• GIVEN INSTRUCTION: In the records that follow, show each line where the word "Average" is present.

• DATASET ROWS:
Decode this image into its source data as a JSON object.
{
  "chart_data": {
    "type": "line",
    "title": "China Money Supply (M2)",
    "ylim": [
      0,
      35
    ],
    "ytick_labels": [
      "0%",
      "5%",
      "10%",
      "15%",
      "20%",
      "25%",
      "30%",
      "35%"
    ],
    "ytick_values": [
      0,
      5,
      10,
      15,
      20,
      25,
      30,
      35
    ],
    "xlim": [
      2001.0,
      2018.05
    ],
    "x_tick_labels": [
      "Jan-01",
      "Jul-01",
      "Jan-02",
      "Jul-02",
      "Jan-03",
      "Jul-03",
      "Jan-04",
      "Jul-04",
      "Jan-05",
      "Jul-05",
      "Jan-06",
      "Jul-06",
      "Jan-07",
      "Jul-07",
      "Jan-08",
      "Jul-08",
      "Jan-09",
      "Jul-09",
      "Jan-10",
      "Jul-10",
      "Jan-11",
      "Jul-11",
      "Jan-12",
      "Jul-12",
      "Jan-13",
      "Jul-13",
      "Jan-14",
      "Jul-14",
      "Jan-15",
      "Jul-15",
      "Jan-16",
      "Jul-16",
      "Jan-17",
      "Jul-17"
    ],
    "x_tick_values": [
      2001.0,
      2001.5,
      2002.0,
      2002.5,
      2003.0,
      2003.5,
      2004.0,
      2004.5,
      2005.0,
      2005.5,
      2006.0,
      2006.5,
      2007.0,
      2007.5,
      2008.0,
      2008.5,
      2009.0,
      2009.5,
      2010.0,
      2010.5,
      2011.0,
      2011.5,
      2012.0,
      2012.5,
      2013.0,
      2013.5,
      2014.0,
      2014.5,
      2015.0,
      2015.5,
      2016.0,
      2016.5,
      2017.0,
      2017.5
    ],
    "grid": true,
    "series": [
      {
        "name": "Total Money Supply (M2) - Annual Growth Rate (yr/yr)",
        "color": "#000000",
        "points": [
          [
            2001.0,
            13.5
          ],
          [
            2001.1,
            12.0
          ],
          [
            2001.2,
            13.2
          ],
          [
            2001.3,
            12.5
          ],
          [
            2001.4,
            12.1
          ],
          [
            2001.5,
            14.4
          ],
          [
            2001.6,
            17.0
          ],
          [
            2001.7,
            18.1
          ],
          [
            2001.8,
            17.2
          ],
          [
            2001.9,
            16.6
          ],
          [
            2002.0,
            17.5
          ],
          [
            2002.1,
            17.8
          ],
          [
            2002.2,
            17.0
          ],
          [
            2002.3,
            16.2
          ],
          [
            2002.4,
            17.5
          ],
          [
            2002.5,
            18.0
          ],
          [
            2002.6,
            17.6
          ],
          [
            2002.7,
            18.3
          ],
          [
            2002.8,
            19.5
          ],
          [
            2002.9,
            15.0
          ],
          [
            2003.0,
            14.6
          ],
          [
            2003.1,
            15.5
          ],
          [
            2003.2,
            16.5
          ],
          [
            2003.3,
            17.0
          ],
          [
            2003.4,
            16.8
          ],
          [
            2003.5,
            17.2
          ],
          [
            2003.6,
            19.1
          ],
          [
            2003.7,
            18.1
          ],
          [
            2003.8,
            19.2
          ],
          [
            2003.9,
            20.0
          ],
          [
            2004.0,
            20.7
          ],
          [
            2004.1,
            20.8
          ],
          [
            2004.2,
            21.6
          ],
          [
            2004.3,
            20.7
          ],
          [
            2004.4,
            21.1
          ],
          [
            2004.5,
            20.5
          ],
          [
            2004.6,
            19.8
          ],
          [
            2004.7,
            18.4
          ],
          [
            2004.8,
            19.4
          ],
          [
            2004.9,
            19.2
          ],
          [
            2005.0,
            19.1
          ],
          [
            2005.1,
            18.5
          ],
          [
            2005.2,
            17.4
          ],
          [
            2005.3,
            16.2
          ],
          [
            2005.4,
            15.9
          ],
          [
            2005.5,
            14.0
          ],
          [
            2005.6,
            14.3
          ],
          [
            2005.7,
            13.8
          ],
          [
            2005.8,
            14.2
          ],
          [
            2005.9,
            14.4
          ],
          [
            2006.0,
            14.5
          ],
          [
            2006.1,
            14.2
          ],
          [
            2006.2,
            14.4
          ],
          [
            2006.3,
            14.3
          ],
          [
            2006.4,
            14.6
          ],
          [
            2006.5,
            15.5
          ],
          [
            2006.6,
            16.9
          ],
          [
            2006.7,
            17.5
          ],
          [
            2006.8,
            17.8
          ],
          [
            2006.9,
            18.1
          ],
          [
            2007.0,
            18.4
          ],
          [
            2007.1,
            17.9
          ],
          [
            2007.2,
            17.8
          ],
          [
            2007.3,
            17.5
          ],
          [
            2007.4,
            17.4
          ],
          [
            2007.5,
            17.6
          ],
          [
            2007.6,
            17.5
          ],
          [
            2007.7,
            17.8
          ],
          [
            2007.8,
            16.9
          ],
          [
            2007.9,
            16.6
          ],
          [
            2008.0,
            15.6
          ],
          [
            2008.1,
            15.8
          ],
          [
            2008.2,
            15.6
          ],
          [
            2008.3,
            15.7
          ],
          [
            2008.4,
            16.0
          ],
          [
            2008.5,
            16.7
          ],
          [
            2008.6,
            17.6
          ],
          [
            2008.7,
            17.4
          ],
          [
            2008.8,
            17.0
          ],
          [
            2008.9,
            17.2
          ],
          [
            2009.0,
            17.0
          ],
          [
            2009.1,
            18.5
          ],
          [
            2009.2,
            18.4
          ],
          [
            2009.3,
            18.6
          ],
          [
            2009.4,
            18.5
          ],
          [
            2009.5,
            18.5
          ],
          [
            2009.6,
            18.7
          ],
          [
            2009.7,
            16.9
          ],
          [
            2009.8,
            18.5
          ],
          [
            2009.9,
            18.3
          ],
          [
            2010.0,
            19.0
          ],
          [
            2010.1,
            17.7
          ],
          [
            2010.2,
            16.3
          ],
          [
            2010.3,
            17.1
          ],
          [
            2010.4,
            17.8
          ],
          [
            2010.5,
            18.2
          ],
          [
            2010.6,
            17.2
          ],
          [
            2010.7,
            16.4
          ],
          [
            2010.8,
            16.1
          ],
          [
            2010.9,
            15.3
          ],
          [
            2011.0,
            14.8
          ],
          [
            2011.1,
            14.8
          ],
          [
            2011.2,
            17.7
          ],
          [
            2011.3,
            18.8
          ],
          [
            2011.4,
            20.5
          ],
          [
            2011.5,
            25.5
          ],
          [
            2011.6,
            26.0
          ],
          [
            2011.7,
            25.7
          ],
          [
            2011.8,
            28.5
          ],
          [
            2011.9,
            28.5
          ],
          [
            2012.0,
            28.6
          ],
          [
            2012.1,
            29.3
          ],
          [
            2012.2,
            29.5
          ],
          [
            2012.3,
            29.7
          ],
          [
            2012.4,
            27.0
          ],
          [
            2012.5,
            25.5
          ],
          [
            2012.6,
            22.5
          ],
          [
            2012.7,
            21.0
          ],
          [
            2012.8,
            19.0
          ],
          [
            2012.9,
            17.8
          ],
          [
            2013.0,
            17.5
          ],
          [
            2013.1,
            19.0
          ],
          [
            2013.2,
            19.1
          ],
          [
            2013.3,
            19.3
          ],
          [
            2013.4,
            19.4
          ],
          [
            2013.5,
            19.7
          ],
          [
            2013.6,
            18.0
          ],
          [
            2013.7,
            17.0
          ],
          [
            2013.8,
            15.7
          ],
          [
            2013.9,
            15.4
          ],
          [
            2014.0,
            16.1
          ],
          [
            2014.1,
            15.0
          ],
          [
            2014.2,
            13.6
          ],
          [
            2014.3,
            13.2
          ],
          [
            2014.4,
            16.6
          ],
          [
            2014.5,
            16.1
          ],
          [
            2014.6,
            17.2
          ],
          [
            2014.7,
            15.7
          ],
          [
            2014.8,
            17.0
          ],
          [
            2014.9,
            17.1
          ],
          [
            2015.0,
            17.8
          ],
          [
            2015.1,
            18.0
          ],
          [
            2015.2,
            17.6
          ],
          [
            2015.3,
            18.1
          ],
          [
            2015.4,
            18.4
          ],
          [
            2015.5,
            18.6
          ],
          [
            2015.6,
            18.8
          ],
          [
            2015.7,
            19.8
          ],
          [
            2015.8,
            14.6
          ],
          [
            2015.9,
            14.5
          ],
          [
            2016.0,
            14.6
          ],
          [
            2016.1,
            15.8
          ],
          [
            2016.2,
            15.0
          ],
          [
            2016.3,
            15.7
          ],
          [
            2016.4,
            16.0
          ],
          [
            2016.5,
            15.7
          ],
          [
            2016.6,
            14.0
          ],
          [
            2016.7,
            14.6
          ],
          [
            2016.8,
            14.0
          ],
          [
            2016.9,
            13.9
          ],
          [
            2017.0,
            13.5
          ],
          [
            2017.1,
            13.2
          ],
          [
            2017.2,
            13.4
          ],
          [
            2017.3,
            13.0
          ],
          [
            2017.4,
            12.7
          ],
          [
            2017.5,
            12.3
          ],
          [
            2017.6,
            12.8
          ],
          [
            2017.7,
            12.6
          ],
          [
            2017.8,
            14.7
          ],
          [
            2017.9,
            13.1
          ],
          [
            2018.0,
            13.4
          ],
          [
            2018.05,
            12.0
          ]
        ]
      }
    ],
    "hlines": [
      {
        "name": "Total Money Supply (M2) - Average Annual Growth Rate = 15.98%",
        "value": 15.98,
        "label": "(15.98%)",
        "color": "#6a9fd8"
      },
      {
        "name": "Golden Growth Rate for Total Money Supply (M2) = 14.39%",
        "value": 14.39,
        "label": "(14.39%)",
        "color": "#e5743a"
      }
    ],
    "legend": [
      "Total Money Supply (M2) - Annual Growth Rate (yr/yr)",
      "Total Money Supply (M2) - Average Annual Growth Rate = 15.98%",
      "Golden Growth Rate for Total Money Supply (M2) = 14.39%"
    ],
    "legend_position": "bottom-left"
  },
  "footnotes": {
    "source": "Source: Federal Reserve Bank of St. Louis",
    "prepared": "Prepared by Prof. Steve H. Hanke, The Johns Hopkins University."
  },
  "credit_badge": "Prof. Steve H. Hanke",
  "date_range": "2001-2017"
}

• WORKED ANSWER:
        "name": "Total Money Supply (M2) - Average Annual Growth Rate = 15.98%",
      "Total Money Supply (M2) - Average Annual Growth Rate = 15.98%",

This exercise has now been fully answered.